## What to produce
Whenever a line below holds the word "month", copy that line.

## The records
------------------------------------------------------------------------

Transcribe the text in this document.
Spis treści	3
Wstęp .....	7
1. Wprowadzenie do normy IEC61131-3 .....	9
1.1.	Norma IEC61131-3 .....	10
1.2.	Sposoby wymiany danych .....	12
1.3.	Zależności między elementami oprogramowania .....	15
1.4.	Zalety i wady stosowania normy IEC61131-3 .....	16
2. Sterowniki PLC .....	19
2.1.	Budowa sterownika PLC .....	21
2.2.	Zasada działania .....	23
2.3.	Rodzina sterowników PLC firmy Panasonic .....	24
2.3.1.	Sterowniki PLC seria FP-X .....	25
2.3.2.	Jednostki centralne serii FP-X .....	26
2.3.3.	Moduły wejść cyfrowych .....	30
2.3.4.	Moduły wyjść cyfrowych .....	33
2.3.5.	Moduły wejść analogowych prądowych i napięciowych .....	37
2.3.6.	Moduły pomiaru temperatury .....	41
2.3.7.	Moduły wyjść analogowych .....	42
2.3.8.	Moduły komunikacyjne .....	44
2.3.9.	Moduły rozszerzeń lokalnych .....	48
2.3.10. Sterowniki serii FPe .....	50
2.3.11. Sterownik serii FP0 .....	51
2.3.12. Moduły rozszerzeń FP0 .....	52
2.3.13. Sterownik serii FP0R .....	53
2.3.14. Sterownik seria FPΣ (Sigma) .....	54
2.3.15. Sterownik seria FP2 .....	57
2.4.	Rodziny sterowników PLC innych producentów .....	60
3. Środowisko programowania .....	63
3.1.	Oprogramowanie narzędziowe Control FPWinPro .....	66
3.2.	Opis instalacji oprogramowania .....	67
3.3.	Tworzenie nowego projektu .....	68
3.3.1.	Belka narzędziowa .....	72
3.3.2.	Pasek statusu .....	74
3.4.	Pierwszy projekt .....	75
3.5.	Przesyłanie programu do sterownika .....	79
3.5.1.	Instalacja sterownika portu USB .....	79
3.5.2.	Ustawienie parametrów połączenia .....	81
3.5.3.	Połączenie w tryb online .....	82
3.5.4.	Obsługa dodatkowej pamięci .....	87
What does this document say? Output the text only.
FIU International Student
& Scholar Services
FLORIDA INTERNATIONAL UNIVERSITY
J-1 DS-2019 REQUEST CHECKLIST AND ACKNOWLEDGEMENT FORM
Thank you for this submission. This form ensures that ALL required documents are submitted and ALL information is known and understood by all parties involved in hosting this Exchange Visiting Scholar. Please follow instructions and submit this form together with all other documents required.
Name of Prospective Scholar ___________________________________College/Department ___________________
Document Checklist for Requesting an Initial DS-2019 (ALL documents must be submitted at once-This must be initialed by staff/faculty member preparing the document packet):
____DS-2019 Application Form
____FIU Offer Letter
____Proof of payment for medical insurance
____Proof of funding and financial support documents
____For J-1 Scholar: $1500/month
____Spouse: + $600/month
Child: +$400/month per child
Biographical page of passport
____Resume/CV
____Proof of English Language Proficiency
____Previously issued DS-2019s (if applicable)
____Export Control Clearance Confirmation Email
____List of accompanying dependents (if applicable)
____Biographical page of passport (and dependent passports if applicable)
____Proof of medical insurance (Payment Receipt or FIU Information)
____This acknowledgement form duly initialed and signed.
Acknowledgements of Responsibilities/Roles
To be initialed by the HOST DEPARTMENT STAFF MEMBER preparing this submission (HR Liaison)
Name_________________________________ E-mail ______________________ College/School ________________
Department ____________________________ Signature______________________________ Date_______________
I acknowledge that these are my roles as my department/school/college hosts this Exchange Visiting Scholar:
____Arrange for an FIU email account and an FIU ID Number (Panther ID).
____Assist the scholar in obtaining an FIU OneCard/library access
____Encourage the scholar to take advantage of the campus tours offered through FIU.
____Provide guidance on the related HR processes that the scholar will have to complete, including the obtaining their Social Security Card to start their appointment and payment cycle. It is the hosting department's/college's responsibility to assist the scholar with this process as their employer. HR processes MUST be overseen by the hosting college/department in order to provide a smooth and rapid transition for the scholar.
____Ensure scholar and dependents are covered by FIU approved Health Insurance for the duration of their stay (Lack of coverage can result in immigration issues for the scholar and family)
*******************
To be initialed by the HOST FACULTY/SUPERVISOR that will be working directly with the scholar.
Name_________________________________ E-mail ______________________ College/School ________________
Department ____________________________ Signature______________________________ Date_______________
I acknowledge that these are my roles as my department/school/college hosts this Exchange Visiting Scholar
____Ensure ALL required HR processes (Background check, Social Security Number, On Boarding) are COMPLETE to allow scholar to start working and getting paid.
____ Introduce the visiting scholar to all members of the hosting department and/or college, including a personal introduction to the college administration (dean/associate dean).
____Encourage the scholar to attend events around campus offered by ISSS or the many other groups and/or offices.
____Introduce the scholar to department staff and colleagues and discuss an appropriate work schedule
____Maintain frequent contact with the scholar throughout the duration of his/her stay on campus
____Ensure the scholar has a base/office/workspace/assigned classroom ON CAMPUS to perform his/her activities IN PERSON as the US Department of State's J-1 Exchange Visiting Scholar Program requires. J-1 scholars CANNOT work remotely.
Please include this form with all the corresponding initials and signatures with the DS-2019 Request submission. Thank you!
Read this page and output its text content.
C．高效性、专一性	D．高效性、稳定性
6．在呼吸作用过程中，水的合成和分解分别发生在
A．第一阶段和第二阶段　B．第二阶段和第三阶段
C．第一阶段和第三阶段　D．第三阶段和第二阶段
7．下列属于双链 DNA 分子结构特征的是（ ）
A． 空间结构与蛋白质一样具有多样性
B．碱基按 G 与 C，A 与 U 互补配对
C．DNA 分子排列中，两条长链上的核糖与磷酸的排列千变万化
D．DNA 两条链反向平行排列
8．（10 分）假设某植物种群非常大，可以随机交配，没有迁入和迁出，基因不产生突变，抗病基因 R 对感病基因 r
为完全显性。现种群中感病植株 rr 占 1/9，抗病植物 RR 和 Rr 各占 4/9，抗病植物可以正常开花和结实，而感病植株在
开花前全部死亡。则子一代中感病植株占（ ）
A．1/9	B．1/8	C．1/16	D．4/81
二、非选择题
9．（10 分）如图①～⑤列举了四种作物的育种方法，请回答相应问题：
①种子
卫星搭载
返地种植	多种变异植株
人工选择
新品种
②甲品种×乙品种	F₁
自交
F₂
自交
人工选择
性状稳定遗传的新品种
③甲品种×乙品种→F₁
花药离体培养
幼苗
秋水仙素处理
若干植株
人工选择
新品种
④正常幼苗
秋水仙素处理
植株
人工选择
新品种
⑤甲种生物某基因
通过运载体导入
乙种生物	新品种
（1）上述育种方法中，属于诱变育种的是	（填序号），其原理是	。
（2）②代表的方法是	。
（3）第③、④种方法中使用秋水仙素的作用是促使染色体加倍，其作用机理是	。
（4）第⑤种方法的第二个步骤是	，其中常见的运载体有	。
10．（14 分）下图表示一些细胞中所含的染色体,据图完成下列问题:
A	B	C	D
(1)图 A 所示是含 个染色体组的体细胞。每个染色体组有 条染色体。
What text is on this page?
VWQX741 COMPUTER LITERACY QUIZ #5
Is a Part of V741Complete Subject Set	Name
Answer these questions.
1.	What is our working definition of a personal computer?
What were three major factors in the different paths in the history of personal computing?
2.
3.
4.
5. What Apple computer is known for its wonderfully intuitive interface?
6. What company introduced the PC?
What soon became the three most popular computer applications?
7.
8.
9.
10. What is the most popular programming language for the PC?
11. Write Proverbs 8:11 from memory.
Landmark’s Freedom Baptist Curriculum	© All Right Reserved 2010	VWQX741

------------------------------------------------------------------------

## The output
____For J-1 Scholar: $1500/month
____Spouse: + $600/month
Child: +$400/month per child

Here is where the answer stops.